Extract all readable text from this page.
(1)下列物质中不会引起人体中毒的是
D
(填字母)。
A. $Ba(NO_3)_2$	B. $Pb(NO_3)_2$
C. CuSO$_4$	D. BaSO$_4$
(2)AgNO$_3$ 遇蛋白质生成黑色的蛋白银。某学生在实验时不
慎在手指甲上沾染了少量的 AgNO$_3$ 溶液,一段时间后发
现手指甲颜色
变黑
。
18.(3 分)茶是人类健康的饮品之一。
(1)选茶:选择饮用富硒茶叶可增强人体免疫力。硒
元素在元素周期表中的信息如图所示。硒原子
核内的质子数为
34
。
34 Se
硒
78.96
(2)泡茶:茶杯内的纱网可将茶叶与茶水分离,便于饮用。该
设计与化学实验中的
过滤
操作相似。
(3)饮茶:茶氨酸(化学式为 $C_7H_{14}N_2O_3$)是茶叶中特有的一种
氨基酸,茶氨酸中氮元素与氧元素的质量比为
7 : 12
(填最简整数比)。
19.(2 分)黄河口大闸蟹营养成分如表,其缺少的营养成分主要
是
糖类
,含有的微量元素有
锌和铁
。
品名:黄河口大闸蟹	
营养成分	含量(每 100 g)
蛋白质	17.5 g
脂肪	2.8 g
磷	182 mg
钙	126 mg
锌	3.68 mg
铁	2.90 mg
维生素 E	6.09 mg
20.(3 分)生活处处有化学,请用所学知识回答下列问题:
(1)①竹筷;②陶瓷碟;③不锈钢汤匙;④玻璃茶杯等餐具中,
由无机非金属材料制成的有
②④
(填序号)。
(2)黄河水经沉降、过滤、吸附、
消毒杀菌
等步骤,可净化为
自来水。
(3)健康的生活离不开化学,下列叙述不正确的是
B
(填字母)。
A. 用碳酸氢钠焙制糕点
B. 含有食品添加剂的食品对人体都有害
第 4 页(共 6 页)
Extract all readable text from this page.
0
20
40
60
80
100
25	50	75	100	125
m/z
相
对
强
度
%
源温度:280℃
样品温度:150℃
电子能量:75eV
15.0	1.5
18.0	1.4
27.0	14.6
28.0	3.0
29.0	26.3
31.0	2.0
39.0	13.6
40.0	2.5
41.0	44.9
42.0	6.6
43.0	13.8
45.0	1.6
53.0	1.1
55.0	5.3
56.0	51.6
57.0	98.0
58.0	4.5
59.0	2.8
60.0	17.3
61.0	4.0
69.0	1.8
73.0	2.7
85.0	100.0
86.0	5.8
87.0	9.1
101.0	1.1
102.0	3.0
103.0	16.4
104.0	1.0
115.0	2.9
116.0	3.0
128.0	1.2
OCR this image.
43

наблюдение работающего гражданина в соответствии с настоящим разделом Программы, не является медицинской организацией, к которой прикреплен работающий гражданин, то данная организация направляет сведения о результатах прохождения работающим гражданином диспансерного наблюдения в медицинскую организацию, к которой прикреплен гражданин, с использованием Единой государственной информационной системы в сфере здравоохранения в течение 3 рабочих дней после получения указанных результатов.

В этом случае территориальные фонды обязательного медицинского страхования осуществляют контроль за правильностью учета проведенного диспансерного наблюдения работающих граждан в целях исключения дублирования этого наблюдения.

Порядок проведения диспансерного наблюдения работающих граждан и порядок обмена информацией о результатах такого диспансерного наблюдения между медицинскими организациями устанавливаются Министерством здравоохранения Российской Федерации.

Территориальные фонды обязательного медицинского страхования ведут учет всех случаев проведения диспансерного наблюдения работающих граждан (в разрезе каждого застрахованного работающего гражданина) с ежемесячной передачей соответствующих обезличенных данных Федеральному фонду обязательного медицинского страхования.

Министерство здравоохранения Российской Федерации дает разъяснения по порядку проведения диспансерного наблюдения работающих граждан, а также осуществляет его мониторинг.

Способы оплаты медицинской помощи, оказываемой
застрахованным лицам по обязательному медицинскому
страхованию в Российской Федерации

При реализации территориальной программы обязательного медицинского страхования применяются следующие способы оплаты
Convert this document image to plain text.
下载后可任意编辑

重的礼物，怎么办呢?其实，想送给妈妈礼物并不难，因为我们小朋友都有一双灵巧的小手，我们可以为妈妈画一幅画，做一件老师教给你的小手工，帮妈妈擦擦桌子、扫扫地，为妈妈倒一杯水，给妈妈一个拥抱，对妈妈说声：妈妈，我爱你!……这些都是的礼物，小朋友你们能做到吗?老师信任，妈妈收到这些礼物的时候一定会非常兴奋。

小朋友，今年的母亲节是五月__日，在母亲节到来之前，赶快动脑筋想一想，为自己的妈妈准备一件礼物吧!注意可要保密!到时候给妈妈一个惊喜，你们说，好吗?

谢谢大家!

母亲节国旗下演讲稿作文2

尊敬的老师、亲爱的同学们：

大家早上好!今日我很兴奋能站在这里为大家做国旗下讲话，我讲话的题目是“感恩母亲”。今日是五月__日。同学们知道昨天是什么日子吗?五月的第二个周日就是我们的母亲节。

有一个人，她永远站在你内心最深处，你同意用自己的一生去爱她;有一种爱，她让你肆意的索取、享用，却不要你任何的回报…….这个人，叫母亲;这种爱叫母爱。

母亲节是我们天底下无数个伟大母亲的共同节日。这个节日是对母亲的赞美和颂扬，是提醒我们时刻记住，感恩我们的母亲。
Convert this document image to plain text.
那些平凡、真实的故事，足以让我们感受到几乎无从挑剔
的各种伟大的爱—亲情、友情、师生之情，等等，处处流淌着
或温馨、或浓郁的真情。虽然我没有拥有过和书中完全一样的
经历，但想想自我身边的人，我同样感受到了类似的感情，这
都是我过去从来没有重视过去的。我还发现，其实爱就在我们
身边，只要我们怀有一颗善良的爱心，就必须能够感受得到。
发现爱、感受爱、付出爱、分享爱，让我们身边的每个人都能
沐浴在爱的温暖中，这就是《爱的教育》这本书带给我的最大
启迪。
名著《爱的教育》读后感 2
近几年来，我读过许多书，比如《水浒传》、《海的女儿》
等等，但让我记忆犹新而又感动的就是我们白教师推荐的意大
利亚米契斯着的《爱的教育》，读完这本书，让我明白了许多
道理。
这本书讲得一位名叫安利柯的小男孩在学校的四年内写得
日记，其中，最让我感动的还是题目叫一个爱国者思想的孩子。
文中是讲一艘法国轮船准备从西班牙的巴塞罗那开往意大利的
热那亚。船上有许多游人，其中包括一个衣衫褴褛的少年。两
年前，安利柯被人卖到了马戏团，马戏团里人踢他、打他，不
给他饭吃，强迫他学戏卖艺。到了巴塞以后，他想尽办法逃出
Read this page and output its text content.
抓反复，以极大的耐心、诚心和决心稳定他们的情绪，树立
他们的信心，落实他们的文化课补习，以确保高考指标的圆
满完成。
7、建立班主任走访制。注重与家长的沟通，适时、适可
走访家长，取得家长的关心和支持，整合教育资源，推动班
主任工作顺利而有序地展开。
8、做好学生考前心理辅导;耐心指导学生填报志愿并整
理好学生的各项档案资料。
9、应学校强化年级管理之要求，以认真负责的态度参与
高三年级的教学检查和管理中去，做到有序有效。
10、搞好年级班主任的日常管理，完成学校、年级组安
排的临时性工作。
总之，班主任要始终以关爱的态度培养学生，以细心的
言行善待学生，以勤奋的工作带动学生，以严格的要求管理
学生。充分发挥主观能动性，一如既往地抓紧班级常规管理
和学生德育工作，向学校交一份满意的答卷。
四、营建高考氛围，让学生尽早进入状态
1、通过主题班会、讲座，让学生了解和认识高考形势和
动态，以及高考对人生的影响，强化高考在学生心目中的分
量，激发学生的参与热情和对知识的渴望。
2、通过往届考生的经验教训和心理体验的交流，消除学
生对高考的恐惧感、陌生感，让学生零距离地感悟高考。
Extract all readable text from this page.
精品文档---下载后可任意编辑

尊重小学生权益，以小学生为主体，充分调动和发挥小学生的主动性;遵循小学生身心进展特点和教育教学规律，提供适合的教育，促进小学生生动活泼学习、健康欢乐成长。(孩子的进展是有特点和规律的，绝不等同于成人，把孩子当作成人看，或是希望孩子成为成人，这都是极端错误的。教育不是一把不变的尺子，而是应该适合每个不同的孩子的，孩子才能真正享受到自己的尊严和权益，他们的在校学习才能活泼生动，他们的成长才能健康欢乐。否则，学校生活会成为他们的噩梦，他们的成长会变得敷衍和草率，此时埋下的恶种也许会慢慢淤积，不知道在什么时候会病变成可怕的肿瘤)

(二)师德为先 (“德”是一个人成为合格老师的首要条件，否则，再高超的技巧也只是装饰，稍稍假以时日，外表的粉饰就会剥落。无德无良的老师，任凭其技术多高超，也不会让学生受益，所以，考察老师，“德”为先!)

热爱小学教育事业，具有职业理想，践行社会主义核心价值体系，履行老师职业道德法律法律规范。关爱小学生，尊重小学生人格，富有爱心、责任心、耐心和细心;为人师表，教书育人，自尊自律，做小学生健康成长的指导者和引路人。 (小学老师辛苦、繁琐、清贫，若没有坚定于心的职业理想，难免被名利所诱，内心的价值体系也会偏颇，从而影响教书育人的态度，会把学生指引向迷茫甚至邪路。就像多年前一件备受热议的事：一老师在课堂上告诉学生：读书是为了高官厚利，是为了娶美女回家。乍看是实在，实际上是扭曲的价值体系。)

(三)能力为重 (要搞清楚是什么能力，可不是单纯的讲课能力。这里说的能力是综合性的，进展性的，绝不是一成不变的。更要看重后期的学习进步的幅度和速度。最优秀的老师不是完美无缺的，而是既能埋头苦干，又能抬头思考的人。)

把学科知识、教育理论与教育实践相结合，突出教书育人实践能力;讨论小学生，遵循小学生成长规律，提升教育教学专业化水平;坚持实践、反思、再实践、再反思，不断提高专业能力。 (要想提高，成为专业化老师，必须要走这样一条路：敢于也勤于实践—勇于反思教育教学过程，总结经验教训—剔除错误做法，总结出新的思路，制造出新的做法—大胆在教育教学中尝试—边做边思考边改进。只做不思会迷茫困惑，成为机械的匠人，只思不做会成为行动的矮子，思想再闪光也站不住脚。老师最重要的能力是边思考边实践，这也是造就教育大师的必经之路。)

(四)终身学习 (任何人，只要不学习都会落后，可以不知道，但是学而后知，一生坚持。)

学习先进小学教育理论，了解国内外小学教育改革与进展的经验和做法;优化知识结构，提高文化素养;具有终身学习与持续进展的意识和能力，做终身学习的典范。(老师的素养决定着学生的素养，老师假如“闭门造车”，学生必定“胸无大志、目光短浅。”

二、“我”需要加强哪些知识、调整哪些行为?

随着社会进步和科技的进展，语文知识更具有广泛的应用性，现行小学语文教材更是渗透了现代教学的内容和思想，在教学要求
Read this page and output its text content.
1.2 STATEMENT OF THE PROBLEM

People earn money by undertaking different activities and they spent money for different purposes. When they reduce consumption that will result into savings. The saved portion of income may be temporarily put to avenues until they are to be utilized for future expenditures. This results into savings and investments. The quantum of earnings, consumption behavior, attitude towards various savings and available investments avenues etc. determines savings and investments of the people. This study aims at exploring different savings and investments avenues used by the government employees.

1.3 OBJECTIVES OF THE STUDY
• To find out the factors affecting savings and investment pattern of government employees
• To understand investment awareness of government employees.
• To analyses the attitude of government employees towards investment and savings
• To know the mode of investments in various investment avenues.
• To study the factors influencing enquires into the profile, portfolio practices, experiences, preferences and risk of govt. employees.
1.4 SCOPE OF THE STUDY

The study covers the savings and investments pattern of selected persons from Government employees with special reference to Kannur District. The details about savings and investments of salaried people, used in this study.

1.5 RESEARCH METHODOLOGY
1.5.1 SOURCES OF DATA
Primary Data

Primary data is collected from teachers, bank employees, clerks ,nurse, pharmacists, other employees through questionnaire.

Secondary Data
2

CHALLENGE
Find each line holding "проведения". Copy it out.

SOLUTION BELOW
Порядок проведения диспансерного наблюдения работающих граждан и порядок обмена информацией о результатах такого диспансерного наблюдения между медицинскими организациями устанавливаются Министерством здравоохранения Российской Федерации.
Территориальные фонды обязательного медицинского страхования ведут учет всех случаев проведения диспансерного наблюдения работающих граждан (в разрезе каждого застрахованного работающего гражданина) с ежемесячной передачей соответствующих обезличенных данных Федеральному фонду обязательного медицинского страхования.
Министерство здравоохранения Российской Федерации дает разъяснения по порядку проведения диспансерного наблюдения работающих граждан, а также осуществляет его мониторинг.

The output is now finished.